> **Problem to work on**
Answer with the number of lines in the listing below that contain the word "優先處理寬敞戶", and nothing else.

(Saved data entries)

= = = = = = =

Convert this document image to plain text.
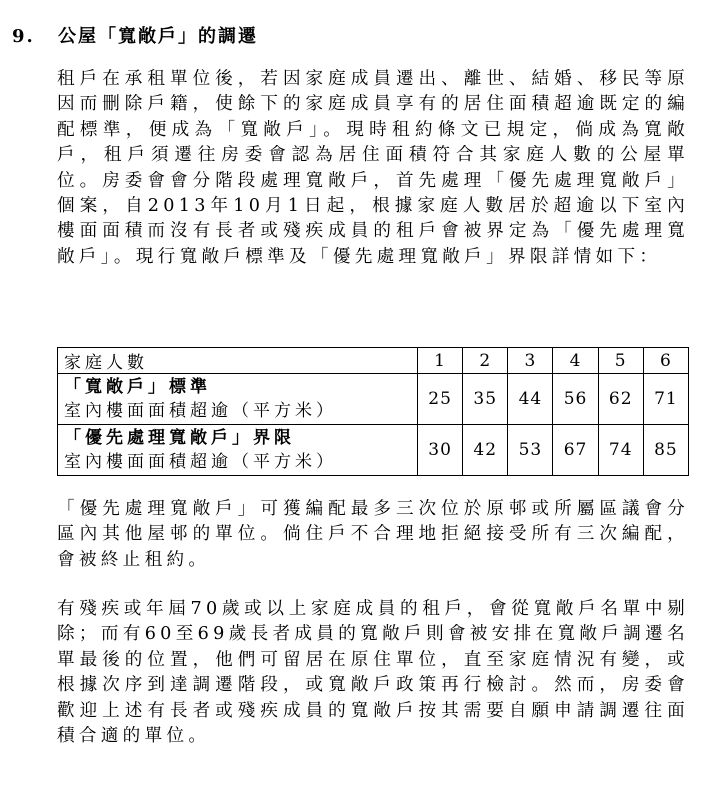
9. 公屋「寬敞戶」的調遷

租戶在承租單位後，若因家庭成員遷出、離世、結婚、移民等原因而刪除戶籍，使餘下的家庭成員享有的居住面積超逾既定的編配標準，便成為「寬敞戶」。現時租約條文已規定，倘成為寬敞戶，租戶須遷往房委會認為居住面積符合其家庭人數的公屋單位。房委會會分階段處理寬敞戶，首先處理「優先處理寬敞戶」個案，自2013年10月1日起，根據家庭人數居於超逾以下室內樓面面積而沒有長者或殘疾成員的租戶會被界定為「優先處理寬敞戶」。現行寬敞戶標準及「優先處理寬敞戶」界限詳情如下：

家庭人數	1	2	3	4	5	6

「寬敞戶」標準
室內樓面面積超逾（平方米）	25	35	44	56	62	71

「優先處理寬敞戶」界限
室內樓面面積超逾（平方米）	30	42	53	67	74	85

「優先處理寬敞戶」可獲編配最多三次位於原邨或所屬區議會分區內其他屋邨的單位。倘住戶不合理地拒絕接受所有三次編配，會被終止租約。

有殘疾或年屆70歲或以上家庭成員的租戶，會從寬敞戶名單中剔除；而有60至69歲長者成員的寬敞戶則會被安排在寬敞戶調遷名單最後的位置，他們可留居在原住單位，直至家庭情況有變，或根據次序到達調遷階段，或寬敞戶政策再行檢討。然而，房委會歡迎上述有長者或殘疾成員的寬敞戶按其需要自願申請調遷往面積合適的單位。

= = = = = = =

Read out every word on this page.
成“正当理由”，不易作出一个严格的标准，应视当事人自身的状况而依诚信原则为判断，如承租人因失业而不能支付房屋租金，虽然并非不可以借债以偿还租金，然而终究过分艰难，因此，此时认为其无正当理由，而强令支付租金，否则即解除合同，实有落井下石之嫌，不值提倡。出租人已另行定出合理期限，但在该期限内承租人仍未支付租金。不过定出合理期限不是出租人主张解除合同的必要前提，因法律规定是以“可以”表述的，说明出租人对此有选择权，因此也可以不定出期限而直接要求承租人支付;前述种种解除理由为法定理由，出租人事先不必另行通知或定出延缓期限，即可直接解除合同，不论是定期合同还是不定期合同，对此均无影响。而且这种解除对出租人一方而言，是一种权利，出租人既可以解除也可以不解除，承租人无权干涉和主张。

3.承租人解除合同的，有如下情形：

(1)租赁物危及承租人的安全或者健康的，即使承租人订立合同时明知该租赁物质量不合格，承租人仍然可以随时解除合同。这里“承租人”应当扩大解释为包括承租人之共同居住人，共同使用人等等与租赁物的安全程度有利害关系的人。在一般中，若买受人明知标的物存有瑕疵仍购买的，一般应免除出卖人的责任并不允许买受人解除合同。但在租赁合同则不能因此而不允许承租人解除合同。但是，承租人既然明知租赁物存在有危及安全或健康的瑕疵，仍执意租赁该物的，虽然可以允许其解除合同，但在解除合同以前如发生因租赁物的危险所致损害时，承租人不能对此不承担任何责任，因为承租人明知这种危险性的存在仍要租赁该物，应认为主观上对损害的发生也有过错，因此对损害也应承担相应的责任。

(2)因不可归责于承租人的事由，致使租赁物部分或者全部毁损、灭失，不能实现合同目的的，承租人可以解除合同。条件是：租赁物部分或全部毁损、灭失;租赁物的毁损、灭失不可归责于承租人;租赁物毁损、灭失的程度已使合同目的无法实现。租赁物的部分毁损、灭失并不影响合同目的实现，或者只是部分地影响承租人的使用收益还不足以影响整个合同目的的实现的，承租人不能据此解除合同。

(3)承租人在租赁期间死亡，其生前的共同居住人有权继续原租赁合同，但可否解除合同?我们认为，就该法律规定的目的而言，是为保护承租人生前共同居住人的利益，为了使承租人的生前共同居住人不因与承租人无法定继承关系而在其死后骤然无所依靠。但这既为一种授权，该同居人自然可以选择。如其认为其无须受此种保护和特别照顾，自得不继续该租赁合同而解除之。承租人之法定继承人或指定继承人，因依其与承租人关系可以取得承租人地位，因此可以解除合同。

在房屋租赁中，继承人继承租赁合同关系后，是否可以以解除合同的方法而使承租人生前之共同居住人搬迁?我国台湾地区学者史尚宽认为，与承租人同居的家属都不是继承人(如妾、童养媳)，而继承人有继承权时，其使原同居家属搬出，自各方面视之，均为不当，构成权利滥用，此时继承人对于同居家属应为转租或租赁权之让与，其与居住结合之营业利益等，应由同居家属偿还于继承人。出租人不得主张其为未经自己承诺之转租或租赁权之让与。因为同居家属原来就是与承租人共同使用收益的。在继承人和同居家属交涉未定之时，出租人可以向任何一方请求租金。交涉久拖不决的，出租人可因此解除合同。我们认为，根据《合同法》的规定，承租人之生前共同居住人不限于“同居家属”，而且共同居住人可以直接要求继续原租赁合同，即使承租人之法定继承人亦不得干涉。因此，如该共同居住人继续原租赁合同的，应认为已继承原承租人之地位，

= = = = = = =

> **Task answer**
3